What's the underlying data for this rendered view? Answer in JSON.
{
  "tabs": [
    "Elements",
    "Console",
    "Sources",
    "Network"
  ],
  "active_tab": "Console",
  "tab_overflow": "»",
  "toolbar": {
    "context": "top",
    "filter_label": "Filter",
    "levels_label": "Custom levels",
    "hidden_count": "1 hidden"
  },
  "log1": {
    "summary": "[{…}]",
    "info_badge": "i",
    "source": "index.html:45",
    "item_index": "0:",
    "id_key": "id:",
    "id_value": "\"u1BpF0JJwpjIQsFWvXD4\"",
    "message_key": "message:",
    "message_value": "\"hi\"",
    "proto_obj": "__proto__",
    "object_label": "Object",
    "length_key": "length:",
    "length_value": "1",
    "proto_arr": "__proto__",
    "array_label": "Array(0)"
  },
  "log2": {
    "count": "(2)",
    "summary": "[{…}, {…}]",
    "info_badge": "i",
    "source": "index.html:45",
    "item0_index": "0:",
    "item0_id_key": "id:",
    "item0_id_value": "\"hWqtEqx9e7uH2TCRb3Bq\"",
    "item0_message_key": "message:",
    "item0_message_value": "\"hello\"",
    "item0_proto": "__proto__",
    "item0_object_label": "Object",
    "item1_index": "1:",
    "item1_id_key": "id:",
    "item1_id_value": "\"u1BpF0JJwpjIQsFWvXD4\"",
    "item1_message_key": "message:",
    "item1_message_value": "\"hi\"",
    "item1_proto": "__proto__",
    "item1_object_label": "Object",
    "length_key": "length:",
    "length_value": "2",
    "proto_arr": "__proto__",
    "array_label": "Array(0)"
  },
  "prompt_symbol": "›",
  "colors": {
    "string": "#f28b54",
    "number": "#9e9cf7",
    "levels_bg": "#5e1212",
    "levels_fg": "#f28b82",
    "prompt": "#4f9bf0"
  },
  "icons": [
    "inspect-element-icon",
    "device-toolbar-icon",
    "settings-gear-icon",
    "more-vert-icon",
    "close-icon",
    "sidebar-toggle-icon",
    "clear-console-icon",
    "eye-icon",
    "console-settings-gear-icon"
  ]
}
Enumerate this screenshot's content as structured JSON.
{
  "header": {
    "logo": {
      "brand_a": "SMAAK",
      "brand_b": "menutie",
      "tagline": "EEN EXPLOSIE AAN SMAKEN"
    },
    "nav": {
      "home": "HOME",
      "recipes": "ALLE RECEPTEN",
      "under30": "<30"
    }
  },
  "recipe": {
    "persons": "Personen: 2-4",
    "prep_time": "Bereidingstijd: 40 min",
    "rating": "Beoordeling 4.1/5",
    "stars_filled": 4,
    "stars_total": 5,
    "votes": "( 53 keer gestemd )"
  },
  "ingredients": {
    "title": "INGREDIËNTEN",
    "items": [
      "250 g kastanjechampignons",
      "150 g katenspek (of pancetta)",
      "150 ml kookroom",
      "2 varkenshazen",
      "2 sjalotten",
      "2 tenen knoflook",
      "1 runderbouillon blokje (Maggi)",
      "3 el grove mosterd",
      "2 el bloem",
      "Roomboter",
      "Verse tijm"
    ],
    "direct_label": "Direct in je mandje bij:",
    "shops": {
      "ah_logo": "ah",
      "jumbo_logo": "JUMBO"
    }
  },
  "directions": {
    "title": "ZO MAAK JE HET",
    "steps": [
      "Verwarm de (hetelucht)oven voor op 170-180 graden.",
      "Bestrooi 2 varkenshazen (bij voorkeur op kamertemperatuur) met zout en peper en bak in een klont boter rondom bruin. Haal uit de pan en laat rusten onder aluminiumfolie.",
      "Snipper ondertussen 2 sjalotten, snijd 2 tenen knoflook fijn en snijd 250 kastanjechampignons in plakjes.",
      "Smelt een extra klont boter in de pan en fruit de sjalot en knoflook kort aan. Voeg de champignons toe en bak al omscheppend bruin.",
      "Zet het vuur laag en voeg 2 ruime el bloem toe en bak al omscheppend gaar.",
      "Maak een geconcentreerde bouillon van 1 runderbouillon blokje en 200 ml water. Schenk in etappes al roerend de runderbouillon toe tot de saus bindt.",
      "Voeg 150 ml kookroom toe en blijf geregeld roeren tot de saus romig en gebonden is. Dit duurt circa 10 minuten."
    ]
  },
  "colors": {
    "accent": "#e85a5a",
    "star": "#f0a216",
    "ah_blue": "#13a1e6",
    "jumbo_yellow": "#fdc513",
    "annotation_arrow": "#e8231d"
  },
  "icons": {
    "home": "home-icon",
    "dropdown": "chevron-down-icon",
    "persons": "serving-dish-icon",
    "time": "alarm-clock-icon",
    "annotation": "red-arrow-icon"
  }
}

═══

Copy all the entries verbatim.

- [In response]:
What's the underlying data for this rendered view? Answer in JSON.
{
  "tabs": [
    "Elements",
    "Console",
    "Sources",
    "Network"
  ],
  "active_tab": "Console",
  "tab_overflow": "»",
  "toolbar": {
    "context": "top",
    "filter_label": "Filter",
    "levels_label": "Custom levels",
    "hidden_count": "1 hidden"
  },
  "log1": {
    "summary": "[{…}]",
    "info_badge": "i",
    "source": "index.html:45",
    "item_index": "0:",
    "id_key": "id:",
    "id_value": "\"u1BpF0JJwpjIQsFWvXD4\"",
    "message_key": "message:",
    "message_value": "\"hi\"",
    "proto_obj": "__proto__",
    "object_label": "Object",
    "length_key": "length:",
    "length_value": "1",
    "proto_arr": "__proto__",
    "array_label": "Array(0)"
  },
  "log2": {
    "count": "(2)",
    "summary": "[{…}, {…}]",
    "info_badge": "i",
    "source": "index.html:45",
    "item0_index": "0:",
    "item0_id_key": "id:",
    "item0_id_value": "\"hWqtEqx9e7uH2TCRb3Bq\"",
    "item0_message_key": "message:",
    "item0_message_value": "\"hello\"",
    "item0_proto": "__proto__",
    "item0_object_label": "Object",
    "item1_index": "1:",
    "item1_id_key": "id:",
    "item1_id_value": "\"u1BpF0JJwpjIQsFWvXD4\"",
    "item1_message_key": "message:",
    "item1_message_value": "\"hi\"",
    "item1_proto": "__proto__",
    "item1_object_label": "Object",
    "length_key": "length:",
    "length_value": "2",
    "proto_arr": "__proto__",
    "array_label": "Array(0)"
  },
  "prompt_symbol": "›",
  "colors": {
    "string": "#f28b54",
    "number": "#9e9cf7",
    "levels_bg": "#5e1212",
    "levels_fg": "#f28b82",
    "prompt": "#4f9bf0"
  },
  "icons": [
    "inspect-element-icon",
    "device-toolbar-icon",
    "settings-gear-icon",
    "more-vert-icon",
    "close-icon",
    "sidebar-toggle-icon",
    "clear-console-icon",
    "eye-icon",
    "console-settings-gear-icon"
  ]
}
Enumerate this screenshot's content as structured JSON.
{
  "header": {
    "logo": {
      "brand_a": "SMAAK",
      "brand_b": "menutie",
      "tagline": "EEN EXPLOSIE AAN SMAKEN"
    },
    "nav": {
      "home": "HOME",
      "recipes": "ALLE RECEPTEN",
      "under30": "<30"
    }
  },
  "recipe": {
    "persons": "Personen: 2-4",
    "prep_time": "Bereidingstijd: 40 min",
    "rating": "Beoordeling 4.1/5",
    "stars_filled": 4,
    "stars_total": 5,
    "votes": "( 53 keer gestemd )"
  },
  "ingredients": {
    "title": "INGREDIËNTEN",
    "items": [
      "250 g kastanjechampignons",
      "150 g katenspek (of pancetta)",
      "150 ml kookroom",
      "2 varkenshazen",
      "2 sjalotten",
      "2 tenen knoflook",
      "1 runderbouillon blokje (Maggi)",
      "3 el grove mosterd",
      "2 el bloem",
      "Roomboter",
      "Verse tijm"
    ],
    "direct_label": "Direct in je mandje bij:",
    "shops": {
      "ah_logo": "ah",
      "jumbo_logo": "JUMBO"
    }
  },
  "directions": {
    "title": "ZO MAAK JE HET",
    "steps": [
      "Verwarm de (hetelucht)oven voor op 170-180 graden.",
      "Bestrooi 2 varkenshazen (bij voorkeur op kamertemperatuur) met zout en peper en bak in een klont boter rondom bruin. Haal uit de pan en laat rusten onder aluminiumfolie.",
      "Snipper ondertussen 2 sjalotten, snijd 2 tenen knoflook fijn en snijd 250 kastanjechampignons in plakjes.",
      "Smelt een extra klont boter in de pan en fruit de sjalot en knoflook kort aan. Voeg de champignons toe en bak al omscheppend bruin.",
      "Zet het vuur laag en voeg 2 ruime el bloem toe en bak al omscheppend gaar.",
      "Maak een geconcentreerde bouillon van 1 runderbouillon blokje en 200 ml water. Schenk in etappes al roerend de runderbouillon toe tot de saus bindt.",
      "Voeg 150 ml kookroom toe en blijf geregeld roeren tot de saus romig en gebonden is. Dit duurt circa 10 minuten."
    ]
  },
  "colors": {
    "accent": "#e85a5a",
    "star": "#f0a216",
    "ah_blue": "#13a1e6",
    "jumbo_yellow": "#fdc513",
    "annotation_arrow": "#e8231d"
  },
  "icons": {
    "home": "home-icon",
    "dropdown": "chevron-down-icon",
    "persons": "serving-dish-icon",
    "time": "alarm-clock-icon",
    "annotation": "red-arrow-icon"
  }
}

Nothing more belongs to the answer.